»»
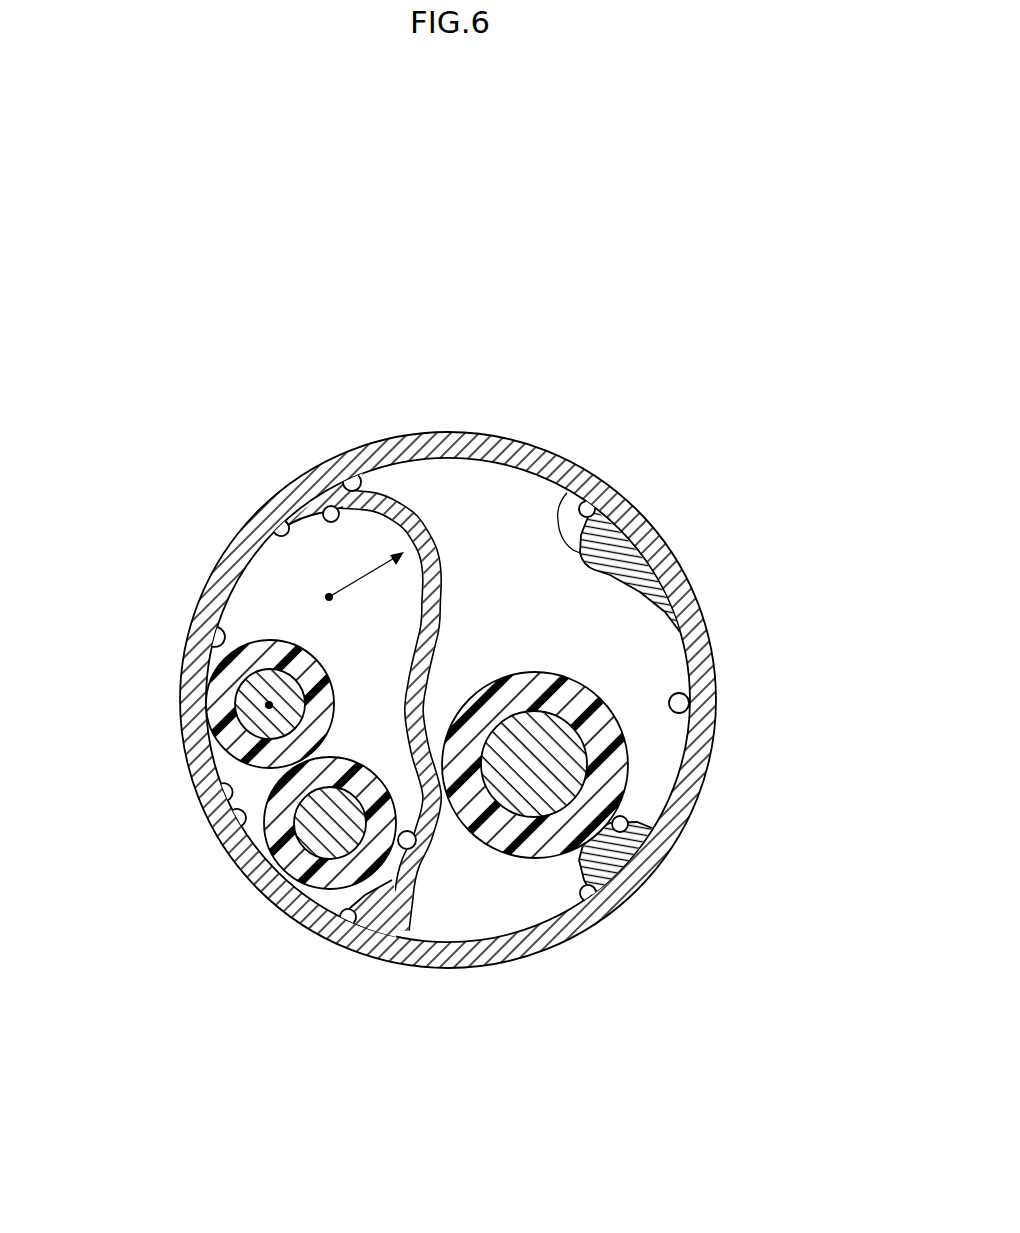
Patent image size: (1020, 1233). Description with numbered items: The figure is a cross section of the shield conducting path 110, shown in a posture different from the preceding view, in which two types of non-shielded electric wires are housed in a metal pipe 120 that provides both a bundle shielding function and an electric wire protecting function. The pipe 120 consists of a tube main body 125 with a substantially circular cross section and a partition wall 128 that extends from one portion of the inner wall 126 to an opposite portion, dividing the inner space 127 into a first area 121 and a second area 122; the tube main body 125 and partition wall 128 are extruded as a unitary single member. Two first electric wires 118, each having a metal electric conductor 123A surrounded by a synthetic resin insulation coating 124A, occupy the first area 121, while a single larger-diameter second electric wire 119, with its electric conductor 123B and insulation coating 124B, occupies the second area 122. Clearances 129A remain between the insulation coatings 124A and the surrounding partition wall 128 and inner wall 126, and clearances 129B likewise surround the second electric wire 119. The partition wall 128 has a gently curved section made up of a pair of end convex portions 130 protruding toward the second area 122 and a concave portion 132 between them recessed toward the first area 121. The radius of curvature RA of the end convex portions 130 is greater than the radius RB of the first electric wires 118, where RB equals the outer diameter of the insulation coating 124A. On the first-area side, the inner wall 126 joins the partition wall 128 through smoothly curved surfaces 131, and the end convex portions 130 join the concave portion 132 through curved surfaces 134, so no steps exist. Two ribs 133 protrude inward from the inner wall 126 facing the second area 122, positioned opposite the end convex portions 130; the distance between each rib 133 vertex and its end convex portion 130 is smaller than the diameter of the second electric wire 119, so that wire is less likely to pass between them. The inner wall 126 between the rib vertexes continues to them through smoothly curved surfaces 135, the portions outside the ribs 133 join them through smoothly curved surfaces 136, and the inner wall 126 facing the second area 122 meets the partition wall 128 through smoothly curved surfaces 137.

The shield conducting path 110 is at (513, 438).
The first electric wire 118 is at (228, 812).
The second electric wire 119 is at (630, 703).
The pipe 120 is at (541, 458).
The first area 121 is at (268, 580).
The second area 122 is at (498, 917).
The electric conductor 123A is at (262, 722).
The electric conductor 123B is at (557, 789).
The insulation coating 124A is at (216, 718).
The insulation coating 124B is at (612, 748).
The tube main body 125 is at (705, 668).
The inner wall 126 is at (212, 808).
The inner space 127 is at (273, 581).
The partition wall 128 is at (421, 855).
The clearance 129A is at (211, 629).
The clearance 129B is at (633, 826).
The end convex portion 130 is at (405, 511).
The smoothly curved surface 131 is at (320, 508).
The concave portion 132 is at (425, 705).
The rib 133 is at (567, 493).
The curved surface 134 is at (407, 670).
The smoothly curved surface 135 is at (690, 714).
The smoothly curved surface 136 is at (602, 490).
The smoothly curved surface 137 is at (359, 474).
The radius of curvature RA is at (326, 594).
The radius RB is at (268, 705).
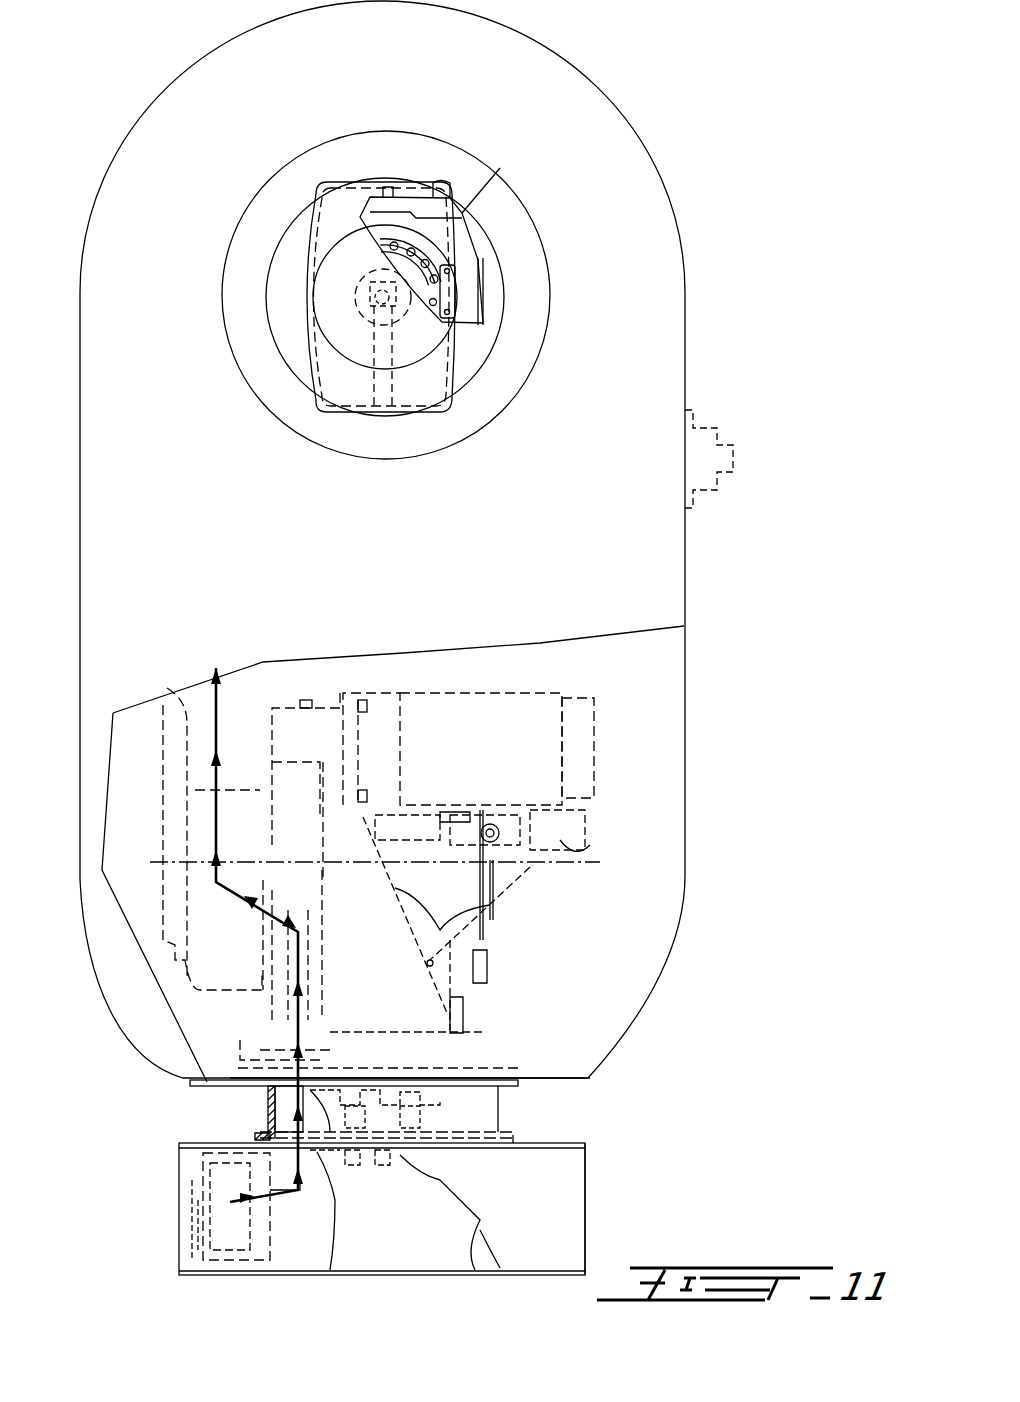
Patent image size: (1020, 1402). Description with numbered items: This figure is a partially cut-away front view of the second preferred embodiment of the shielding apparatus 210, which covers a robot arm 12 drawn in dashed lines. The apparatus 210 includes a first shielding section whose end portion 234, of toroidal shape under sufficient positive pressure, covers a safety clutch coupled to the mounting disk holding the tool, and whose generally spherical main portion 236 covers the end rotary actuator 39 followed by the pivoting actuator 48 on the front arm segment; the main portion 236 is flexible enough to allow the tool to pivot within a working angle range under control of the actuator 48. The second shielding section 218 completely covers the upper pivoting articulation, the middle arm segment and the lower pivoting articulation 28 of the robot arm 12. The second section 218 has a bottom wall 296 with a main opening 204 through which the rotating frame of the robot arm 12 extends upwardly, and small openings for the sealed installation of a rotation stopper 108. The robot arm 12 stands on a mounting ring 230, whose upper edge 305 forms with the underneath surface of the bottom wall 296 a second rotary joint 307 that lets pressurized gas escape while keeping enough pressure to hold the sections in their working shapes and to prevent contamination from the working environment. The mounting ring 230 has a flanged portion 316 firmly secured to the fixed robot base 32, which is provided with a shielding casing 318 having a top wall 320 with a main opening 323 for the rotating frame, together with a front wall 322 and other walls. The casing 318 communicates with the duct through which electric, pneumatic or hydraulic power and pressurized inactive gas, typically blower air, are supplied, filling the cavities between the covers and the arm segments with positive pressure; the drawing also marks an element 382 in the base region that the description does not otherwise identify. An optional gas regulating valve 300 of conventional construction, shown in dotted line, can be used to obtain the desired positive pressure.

The shielding apparatus 210 is at (125, 105).
The second shielding section 218 is at (435, 50).
The main portion 236 is at (420, 162).
The end rotary actuator 39 is at (407, 270).
The pivoting actuator 48 is at (450, 288).
The gas regulating valve 300 is at (700, 442).
The end portion 234 is at (285, 313).
The robot arm 12 is at (600, 729).
The lower pivoting articulation 28 is at (306, 890).
The main opening 204 is at (480, 1064).
The rotation stopper 108 is at (560, 1078).
The mounting ring 230 is at (500, 1112).
The top wall 320 is at (573, 1142).
The fixed robot base 32 is at (540, 1203).
The shielding casing 318 is at (592, 1237).
The main opening 323 is at (317, 1152).
The inlet passage 382 is at (270, 1190).
The front wall 322 is at (500, 1247).
The bottom wall 296 is at (265, 1086).
The second rotary joint 307 is at (265, 1097).
The upper edge 305 is at (268, 1110).
The flanged portion 316 is at (258, 1138).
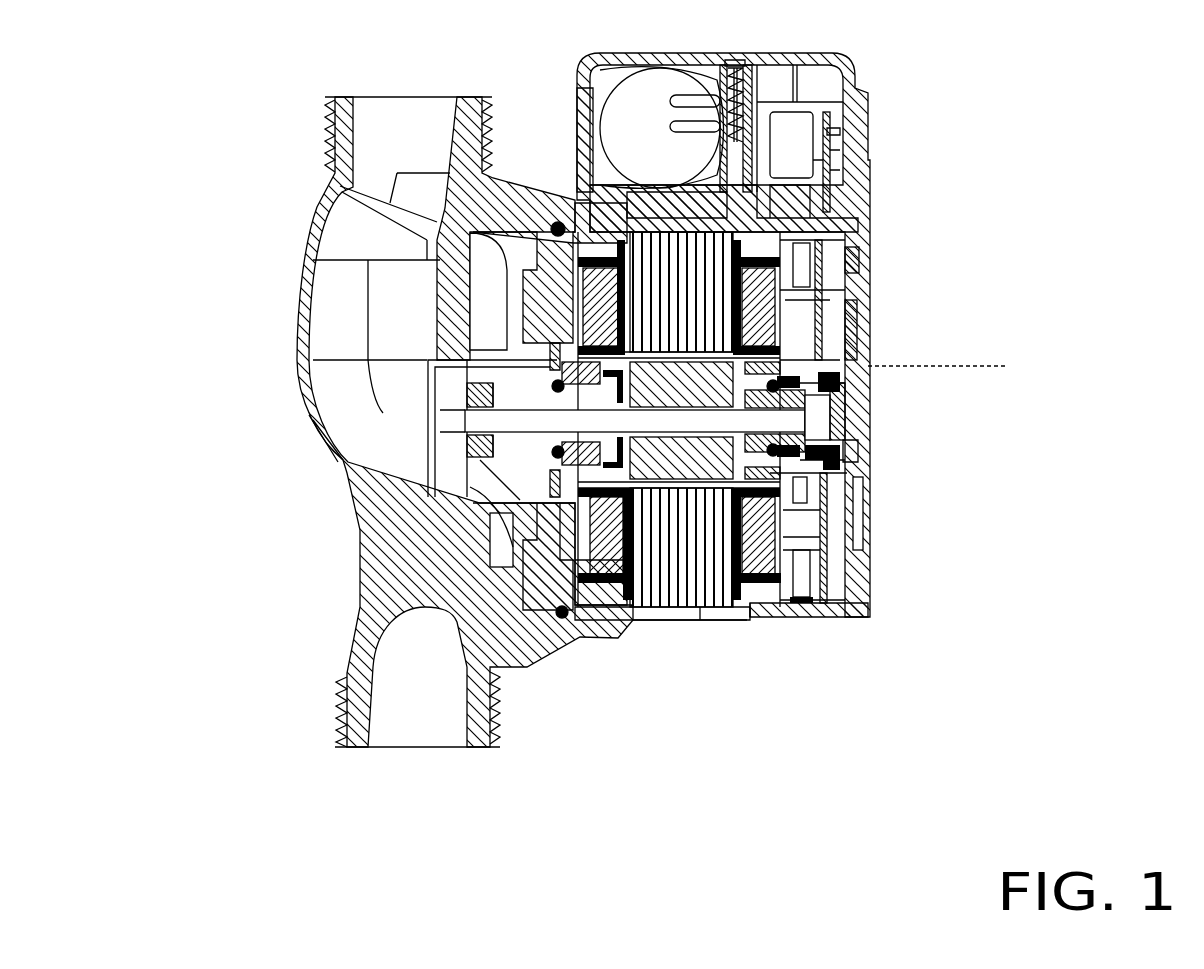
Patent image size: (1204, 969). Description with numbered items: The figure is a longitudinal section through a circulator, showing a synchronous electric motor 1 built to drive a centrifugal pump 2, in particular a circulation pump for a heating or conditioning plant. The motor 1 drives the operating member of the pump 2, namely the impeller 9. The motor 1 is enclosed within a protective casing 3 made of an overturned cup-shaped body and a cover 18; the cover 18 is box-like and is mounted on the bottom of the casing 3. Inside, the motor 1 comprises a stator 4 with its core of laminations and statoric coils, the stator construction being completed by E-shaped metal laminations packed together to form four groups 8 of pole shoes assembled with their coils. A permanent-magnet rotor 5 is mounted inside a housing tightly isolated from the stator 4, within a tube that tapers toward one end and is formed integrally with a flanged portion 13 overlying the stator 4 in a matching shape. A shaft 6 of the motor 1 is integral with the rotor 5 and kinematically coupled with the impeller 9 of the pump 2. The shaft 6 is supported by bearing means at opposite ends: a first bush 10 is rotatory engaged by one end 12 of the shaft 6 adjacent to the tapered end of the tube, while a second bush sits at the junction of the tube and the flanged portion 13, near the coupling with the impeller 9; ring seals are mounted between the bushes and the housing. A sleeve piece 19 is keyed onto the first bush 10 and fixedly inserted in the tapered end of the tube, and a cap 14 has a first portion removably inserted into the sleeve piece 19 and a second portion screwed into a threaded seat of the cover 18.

The synchronous electric motor 1 is at (575, 190).
The centrifugal pump 2 is at (312, 126).
The protective casing 3 is at (713, 617).
The stator 4 is at (606, 582).
The permanent-magnet rotor 5 is at (668, 360).
The shaft 6 is at (483, 418).
The groups of pole shoes 8 is at (686, 555).
The impeller 9 is at (452, 457).
The first bush 10 is at (778, 375).
The end of the shaft 12 is at (858, 440).
The flanged portion 13 is at (553, 452).
The cap 14 is at (860, 452).
The cover 18 is at (860, 605).
The sleeve piece 19 is at (832, 370).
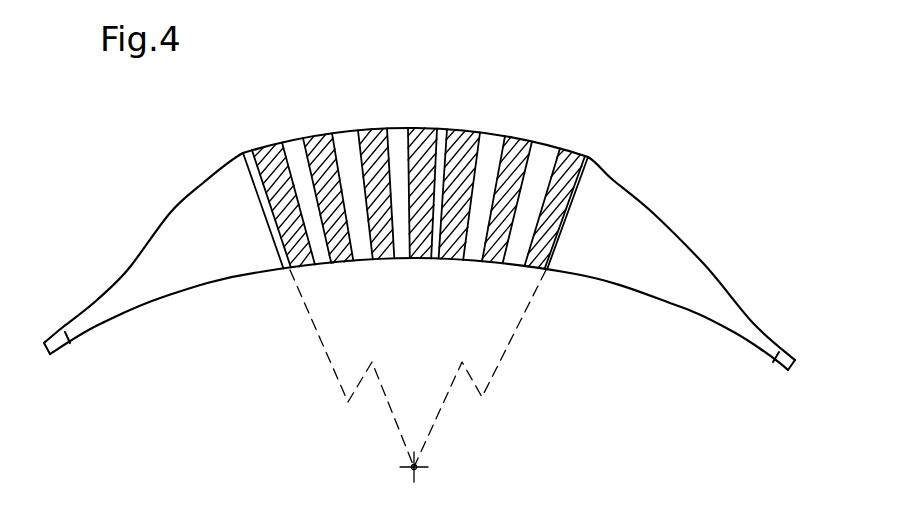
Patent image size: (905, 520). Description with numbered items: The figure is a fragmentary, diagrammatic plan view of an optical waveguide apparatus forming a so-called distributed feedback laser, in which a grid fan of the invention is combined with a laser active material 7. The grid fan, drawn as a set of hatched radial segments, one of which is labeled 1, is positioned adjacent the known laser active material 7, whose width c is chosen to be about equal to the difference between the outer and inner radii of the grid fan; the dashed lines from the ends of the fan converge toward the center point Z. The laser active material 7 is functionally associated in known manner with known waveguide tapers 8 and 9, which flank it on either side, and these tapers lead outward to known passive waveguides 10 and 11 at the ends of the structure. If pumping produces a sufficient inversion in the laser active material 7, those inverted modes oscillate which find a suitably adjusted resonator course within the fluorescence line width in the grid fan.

The belt element 1 is at (470, 167).
The laser active material 7 is at (598, 153).
The waveguide taper 8 is at (188, 230).
The waveguide taper 9 is at (637, 227).
The passive waveguide 10 is at (65, 335).
The passive waveguide 11 is at (776, 350).
The width of the laser active material c is at (437, 194).
The center of curvature Z is at (422, 468).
««
PROBLEM DETAILS →
Identify every line in the listing that contains the string "material", matching case exactly, and copy each such line in full.

EXERCISE ANSWER →
Patent image size: (905, 520). Description with numbered items: The figure is a fragmentary, diagrammatic plan view of an optical waveguide apparatus forming a so-called distributed feedback laser, in which a grid fan of the invention is combined with a laser active material 7. The grid fan, drawn as a set of hatched radial segments, one of which is labeled 1, is positioned adjacent the known laser active material 7, whose width c is chosen to be about equal to the difference between the outer and inner radii of the grid fan; the dashed lines from the ends of the fan converge toward the center point Z. The laser active material 7 is functionally associated in known manner with known waveguide tapers 8 and 9, which flank it on either side, and these tapers lead outward to known passive waveguides 10 and 11 at the ends of the structure. If pumping produces a sufficient inversion in the laser active material 7, those inverted modes oscillate which find a suitably adjusted resonator course within the fluorescence line width in the grid fan.
The laser active material 7 is at (598, 153).
The width of the laser active material c is at (437, 194).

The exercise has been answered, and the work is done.